Task to complete>
Could every line of the data be printed exactly as it reads?

Records from a collection of figures
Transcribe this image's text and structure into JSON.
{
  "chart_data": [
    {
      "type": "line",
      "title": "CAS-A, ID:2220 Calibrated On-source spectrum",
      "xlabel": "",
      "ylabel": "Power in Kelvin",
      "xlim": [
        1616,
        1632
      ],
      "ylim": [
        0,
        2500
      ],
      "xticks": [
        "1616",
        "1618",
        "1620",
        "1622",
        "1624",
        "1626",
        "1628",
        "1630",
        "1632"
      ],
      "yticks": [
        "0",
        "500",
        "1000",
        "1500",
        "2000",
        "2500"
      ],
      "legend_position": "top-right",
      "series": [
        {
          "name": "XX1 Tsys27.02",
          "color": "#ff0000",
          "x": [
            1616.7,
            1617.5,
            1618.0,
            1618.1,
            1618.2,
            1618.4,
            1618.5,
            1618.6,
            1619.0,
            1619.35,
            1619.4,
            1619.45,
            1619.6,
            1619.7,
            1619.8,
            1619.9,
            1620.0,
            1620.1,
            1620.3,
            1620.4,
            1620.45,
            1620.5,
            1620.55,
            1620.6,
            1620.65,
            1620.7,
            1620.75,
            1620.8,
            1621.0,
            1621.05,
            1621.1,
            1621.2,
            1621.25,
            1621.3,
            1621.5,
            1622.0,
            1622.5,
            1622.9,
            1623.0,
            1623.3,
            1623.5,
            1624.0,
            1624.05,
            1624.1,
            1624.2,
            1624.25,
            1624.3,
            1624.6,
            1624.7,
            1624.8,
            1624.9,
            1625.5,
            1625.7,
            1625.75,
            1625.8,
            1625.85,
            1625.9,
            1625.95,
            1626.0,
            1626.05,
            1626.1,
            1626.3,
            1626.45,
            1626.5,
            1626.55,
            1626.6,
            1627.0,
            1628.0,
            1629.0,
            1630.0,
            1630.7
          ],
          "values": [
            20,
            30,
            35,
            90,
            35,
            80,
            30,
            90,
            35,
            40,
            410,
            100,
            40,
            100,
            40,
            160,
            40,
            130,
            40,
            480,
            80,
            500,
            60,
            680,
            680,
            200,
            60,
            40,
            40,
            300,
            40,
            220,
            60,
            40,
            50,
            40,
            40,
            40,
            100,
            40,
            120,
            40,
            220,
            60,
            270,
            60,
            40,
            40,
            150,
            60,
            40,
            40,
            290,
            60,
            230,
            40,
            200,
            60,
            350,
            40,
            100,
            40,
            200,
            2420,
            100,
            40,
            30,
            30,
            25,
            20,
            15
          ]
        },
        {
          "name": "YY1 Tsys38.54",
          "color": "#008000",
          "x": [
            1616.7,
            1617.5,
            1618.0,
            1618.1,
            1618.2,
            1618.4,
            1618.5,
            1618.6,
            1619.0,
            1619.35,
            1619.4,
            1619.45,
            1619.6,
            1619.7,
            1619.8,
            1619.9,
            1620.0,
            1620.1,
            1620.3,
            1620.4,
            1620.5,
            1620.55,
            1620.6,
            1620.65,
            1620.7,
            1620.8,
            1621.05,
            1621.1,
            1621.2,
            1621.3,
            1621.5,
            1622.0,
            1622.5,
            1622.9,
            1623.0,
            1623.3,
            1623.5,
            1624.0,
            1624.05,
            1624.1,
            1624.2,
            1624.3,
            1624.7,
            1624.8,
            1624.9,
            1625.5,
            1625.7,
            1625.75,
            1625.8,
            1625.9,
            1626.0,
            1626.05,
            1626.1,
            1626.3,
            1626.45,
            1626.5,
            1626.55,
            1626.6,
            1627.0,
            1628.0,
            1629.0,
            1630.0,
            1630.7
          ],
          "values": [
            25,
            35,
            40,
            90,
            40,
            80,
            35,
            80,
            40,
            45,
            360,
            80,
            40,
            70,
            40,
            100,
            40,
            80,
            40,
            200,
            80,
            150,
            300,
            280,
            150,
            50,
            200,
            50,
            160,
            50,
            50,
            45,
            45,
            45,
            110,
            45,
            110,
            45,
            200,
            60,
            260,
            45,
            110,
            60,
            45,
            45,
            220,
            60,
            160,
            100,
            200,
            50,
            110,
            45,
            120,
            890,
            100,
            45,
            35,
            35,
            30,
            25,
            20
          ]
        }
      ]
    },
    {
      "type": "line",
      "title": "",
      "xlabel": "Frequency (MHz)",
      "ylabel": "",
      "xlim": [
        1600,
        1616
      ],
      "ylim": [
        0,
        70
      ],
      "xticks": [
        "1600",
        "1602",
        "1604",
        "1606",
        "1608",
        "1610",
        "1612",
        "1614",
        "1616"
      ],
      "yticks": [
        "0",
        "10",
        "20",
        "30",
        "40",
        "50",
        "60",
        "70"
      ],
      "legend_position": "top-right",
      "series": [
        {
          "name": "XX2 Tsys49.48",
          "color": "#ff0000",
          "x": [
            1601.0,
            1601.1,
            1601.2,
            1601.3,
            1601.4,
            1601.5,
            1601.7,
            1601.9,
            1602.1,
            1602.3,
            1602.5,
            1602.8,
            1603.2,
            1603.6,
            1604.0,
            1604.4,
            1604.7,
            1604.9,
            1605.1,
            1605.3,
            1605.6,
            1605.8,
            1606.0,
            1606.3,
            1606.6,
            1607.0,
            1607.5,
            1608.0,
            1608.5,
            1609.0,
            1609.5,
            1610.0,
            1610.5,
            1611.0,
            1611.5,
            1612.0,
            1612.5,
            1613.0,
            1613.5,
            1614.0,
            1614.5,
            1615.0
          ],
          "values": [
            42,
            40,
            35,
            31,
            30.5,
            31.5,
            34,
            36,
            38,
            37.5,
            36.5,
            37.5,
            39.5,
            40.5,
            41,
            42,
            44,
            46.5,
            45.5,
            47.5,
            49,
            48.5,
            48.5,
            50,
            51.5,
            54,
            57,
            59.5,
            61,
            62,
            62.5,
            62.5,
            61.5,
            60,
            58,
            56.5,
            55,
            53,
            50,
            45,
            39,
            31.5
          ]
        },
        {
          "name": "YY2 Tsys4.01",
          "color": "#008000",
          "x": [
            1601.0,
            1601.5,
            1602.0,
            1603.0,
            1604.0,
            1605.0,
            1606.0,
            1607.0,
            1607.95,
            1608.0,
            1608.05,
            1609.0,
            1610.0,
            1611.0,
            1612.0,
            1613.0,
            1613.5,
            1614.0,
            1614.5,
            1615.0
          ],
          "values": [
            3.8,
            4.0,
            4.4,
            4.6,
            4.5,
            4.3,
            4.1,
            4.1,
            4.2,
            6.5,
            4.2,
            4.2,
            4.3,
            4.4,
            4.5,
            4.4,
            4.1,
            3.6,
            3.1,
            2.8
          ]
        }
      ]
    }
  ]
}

Output>
Transcribe this image's text and structure into JSON.
{
  "chart_data": [
    {
      "type": "line",
      "title": "CAS-A, ID:2220 Calibrated On-source spectrum",
      "xlabel": "",
      "ylabel": "Power in Kelvin",
      "xlim": [
        1616,
        1632
      ],
      "ylim": [
        0,
        2500
      ],
      "xticks": [
        "1616",
        "1618",
        "1620",
        "1622",
        "1624",
        "1626",
        "1628",
        "1630",
        "1632"
      ],
      "yticks": [
        "0",
        "500",
        "1000",
        "1500",
        "2000",
        "2500"
      ],
      "legend_position": "top-right",
      "series": [
        {
          "name": "XX1 Tsys27.02",
          "color": "#ff0000",
          "x": [
            1616.7,
            1617.5,
            1618.0,
            1618.1,
            1618.2,
            1618.4,
            1618.5,
            1618.6,
            1619.0,
            1619.35,
            1619.4,
            1619.45,
            1619.6,
            1619.7,
            1619.8,
            1619.9,
            1620.0,
            1620.1,
            1620.3,
            1620.4,
            1620.45,
            1620.5,
            1620.55,
            1620.6,
            1620.65,
            1620.7,
            1620.75,
            1620.8,
            1621.0,
            1621.05,
            1621.1,
            1621.2,
            1621.25,
            1621.3,
            1621.5,
            1622.0,
            1622.5,
            1622.9,
            1623.0,
            1623.3,
            1623.5,
            1624.0,
            1624.05,
            1624.1,
            1624.2,
            1624.25,
            1624.3,
            1624.6,
            1624.7,
            1624.8,
            1624.9,
            1625.5,
            1625.7,
            1625.75,
            1625.8,
            1625.85,
            1625.9,
            1625.95,
            1626.0,
            1626.05,
            1626.1,
            1626.3,
            1626.45,
            1626.5,
            1626.55,
            1626.6,
            1627.0,
            1628.0,
            1629.0,
            1630.0,
            1630.7
          ],
          "values": [
            20,
            30,
            35,
            90,
            35,
            80,
            30,
            90,
            35,
            40,
            410,
            100,
            40,
            100,
            40,
            160,
            40,
            130,
            40,
            480,
            80,
            500,
            60,
            680,
            680,
            200,
            60,
            40,
            40,
            300,
            40,
            220,
            60,
            40,
            50,
            40,
            40,
            40,
            100,
            40,
            120,
            40,
            220,
            60,
            270,
            60,
            40,
            40,
            150,
            60,
            40,
            40,
            290,
            60,
            230,
            40,
            200,
            60,
            350,
            40,
            100,
            40,
            200,
            2420,
            100,
            40,
            30,
            30,
            25,
            20,
            15
          ]
        },
        {
          "name": "YY1 Tsys38.54",
          "color": "#008000",
          "x": [
            1616.7,
            1617.5,
            1618.0,
            1618.1,
            1618.2,
            1618.4,
            1618.5,
            1618.6,
            1619.0,
            1619.35,
            1619.4,
            1619.45,
            1619.6,
            1619.7,
            1619.8,
            1619.9,
            1620.0,
            1620.1,
            1620.3,
            1620.4,
            1620.5,
            1620.55,
            1620.6,
            1620.65,
            1620.7,
            1620.8,
            1621.05,
            1621.1,
            1621.2,
            1621.3,
            1621.5,
            1622.0,
            1622.5,
            1622.9,
            1623.0,
            1623.3,
            1623.5,
            1624.0,
            1624.05,
            1624.1,
            1624.2,
            1624.3,
            1624.7,
            1624.8,
            1624.9,
            1625.5,
            1625.7,
            1625.75,
            1625.8,
            1625.9,
            1626.0,
            1626.05,
            1626.1,
            1626.3,
            1626.45,
            1626.5,
            1626.55,
            1626.6,
            1627.0,
            1628.0,
            1629.0,
            1630.0,
            1630.7
          ],
          "values": [
            25,
            35,
            40,
            90,
            40,
            80,
            35,
            80,
            40,
            45,
            360,
            80,
            40,
            70,
            40,
            100,
            40,
            80,
            40,
            200,
            80,
            150,
            300,
            280,
            150,
            50,
            200,
            50,
            160,
            50,
            50,
            45,
            45,
            45,
            110,
            45,
            110,
            45,
            200,
            60,
            260,
            45,
            110,
            60,
            45,
            45,
            220,
            60,
            160,
            100,
            200,
            50,
            110,
            45,
            120,
            890,
            100,
            45,
            35,
            35,
            30,
            25,
            20
          ]
        }
      ]
    },
    {
      "type": "line",
      "title": "",
      "xlabel": "Frequency (MHz)",
      "ylabel": "",
      "xlim": [
        1600,
        1616
      ],
      "ylim": [
        0,
        70
      ],
      "xticks": [
        "1600",
        "1602",
        "1604",
        "1606",
        "1608",
        "1610",
        "1612",
        "1614",
        "1616"
      ],
      "yticks": [
        "0",
        "10",
        "20",
        "30",
        "40",
        "50",
        "60",
        "70"
      ],
      "legend_position": "top-right",
      "series": [
        {
          "name": "XX2 Tsys49.48",
          "color": "#ff0000",
          "x": [
            1601.0,
            1601.1,
            1601.2,
            1601.3,
            1601.4,
            1601.5,
            1601.7,
            1601.9,
            1602.1,
            1602.3,
            1602.5,
            1602.8,
            1603.2,
            1603.6,
            1604.0,
            1604.4,
            1604.7,
            1604.9,
            1605.1,
            1605.3,
            1605.6,
            1605.8,
            1606.0,
            1606.3,
            1606.6,
            1607.0,
            1607.5,
            1608.0,
            1608.5,
            1609.0,
            1609.5,
            1610.0,
            1610.5,
            1611.0,
            1611.5,
            1612.0,
            1612.5,
            1613.0,
            1613.5,
            1614.0,
            1614.5,
            1615.0
          ],
          "values": [
            42,
            40,
            35,
            31,
            30.5,
            31.5,
            34,
            36,
            38,
            37.5,
            36.5,
            37.5,
            39.5,
            40.5,
            41,
            42,
            44,
            46.5,
            45.5,
            47.5,
            49,
            48.5,
            48.5,
            50,
            51.5,
            54,
            57,
            59.5,
            61,
            62,
            62.5,
            62.5,
            61.5,
            60,
            58,
            56.5,
            55,
            53,
            50,
            45,
            39,
            31.5
          ]
        },
        {
          "name": "YY2 Tsys4.01",
          "color": "#008000",
          "x": [
            1601.0,
            1601.5,
            1602.0,
            1603.0,
            1604.0,
            1605.0,
            1606.0,
            1607.0,
            1607.95,
            1608.0,
            1608.05,
            1609.0,
            1610.0,
            1611.0,
            1612.0,
            1613.0,
            1613.5,
            1614.0,
            1614.5,
            1615.0
          ],
          "values": [
            3.8,
            4.0,
            4.4,
            4.6,
            4.5,
            4.3,
            4.1,
            4.1,
            4.2,
            6.5,
            4.2,
            4.2,
            4.3,
            4.4,
            4.5,
            4.4,
            4.1,
            3.6,
            3.1,
            2.8
          ]
        }
      ]
    }
  ]
}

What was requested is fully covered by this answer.